TEXTO DEL DOCUMENTO:
---

Una reestructuración profunda en la escala de ingresos de los servidores públicos de mayor jerarquía comenzará a regir en el segundo semestre de 2026. Con la firma del decreto que elimina beneficios económicos específicos para legisladores, el Gobierno Nacional busca consolidar una política de uniformidad salarial en las más altas esferas del servicio público. El ajuste, que se basa en el artículo 187 de la Constitución, impactará significativamente a funcionarios que históricamente percibían ingresos superiores a los 50 millones de pesos mensuales.
Entre los cargos más afectados por la actualización normativa se encuentran los magistrados del Tribunal de la JEP y los miembros del Consejo Nacional Electoral (CNE). Según las proyecciones basadas en el Decreto 0030, el Defensor del Pueblo y el Registrador Nacional verán sus ingresos mensuales fluctuar entre los $31 y $35 millones, eliminando brechas previas generadas por primas y bonificaciones especiales. Este ajuste pretende frenar el crecimiento acelerado de la remuneración de la administración central frente a las condiciones del presupuesto nacional.
La reforma salarial ha generado diversas reacciones en el sector público, dado que el Contralor General y el Procurador General de la Nación, quienes percibían sumas cercanas a los $45 y $55 millones respectivamente gracias a diversos factores prestacionales, deberán ceñirse a los límites que defina la nueva actualización normativa. Con esta decisión, el Ejecutivo busca que la evolución de los salarios de los congresistas y magistrados siga una senda de racionalidad, eliminando privilegios económicos que habían sido objeto de debate ciudadano durante años.

---

[Datos de análisis de la disposición de página]
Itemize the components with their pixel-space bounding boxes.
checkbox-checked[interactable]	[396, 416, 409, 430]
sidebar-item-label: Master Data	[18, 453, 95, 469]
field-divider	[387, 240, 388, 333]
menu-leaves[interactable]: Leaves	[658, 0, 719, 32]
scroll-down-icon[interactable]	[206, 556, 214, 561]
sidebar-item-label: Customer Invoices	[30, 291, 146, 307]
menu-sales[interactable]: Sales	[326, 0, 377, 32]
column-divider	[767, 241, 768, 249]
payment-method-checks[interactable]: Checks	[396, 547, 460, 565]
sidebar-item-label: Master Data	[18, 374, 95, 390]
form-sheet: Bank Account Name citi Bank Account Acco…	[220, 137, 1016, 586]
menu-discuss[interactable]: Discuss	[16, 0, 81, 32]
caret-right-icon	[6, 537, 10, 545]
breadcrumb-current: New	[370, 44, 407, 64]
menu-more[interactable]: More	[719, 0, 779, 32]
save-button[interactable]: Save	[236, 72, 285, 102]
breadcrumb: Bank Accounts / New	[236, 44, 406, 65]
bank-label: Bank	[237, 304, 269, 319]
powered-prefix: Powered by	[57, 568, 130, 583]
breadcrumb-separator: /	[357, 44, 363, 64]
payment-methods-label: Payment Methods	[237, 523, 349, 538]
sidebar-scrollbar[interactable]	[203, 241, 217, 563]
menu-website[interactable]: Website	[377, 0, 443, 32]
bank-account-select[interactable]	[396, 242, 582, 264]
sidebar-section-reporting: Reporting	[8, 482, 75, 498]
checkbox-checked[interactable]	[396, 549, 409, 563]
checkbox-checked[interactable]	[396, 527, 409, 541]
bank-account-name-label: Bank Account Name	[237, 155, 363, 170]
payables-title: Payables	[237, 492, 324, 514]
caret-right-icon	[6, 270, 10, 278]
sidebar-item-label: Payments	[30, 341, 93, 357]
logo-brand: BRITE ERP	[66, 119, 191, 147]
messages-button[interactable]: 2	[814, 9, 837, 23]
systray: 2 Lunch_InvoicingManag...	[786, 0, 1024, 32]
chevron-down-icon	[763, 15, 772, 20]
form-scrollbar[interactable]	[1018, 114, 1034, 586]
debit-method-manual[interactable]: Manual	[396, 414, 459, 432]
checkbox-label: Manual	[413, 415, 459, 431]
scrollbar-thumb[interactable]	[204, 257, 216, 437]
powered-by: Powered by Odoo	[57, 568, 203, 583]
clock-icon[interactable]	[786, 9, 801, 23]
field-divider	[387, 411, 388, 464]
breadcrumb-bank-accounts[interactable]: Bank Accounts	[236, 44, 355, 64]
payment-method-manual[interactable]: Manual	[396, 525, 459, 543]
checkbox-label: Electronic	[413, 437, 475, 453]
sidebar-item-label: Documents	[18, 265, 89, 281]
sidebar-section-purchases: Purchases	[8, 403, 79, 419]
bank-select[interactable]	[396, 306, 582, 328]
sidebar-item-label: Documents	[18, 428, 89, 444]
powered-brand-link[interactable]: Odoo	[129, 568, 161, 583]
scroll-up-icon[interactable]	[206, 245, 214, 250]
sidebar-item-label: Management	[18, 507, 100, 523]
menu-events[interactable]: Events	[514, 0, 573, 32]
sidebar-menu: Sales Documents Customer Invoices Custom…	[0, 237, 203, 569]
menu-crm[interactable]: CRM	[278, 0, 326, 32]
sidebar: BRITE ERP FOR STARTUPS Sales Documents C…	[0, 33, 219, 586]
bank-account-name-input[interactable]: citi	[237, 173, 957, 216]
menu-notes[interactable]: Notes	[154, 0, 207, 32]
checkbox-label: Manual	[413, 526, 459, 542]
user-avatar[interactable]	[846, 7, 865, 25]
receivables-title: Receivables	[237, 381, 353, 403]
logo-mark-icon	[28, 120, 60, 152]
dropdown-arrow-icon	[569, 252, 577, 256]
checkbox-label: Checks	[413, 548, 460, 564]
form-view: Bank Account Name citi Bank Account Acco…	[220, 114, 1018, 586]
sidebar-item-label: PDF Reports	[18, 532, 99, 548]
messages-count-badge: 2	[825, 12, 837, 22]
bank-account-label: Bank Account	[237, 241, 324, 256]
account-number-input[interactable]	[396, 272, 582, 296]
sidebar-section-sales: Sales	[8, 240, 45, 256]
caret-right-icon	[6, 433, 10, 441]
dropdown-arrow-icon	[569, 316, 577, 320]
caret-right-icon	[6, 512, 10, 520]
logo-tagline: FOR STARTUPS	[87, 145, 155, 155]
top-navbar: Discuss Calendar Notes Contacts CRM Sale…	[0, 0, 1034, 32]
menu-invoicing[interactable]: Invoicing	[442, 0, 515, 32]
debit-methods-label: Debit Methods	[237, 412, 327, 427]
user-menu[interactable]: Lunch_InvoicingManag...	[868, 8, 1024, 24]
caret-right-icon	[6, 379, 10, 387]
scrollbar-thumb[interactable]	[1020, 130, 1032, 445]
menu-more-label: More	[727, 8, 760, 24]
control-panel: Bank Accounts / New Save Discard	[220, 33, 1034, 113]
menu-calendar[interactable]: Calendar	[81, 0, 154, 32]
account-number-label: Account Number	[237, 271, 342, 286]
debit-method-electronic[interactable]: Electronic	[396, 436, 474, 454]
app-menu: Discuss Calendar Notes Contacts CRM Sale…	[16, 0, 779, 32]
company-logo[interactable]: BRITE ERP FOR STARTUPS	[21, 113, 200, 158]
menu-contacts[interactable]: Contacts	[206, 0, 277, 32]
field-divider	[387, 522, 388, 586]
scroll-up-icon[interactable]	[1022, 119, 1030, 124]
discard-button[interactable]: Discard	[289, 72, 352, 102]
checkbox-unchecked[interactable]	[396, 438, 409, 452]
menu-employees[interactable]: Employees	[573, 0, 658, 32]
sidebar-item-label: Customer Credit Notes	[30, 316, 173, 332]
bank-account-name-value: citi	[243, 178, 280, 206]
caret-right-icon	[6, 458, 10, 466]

---

EJERCICIOS PROPUESTOS:
A) Responde, según el texto sobre la reforma salarial:
(i) ¿En qué artículo de la Constitución se basa el ajuste?
(ii) ¿En qué decreto se basan las proyecciones de ingresos del Defensor del Pueblo y del Registrador Nacional?
(iii) ¿Qué suma cercana percibía el Procurador General de la Nación?
B) Modifica el fragmento del texto sobre la reforma salarial desde "Entre los cargos" hasta "del presupuesto nacional.", cambiando "primas" por "auxilios".
Las entradas no hacen falta para resolver los ejercicios.

RESPUESTAS NUMERADAS:
A)
(i) En el artículo 187.
(ii) En el Decreto 0030.
(iii) Una suma cercana a los $55 millones.

B)
Entre los cargos más afectados por la actualización normativa se encuentran los magistrados del Tribunal de la JEP y los miembros del Consejo Nacional Electoral (CNE). Según las proyecciones basadas en el Decreto 0030, el Defensor del Pueblo y el Registrador Nacional verán sus ingresos mensuales fluctuar entre los $31 y $35 millones, eliminando brechas previas generadas por auxilios y bonificaciones especiales. Este ajuste pretende frenar el crecimiento acelerado de la remuneración de la administración central frente a las condiciones del presupuesto nacional.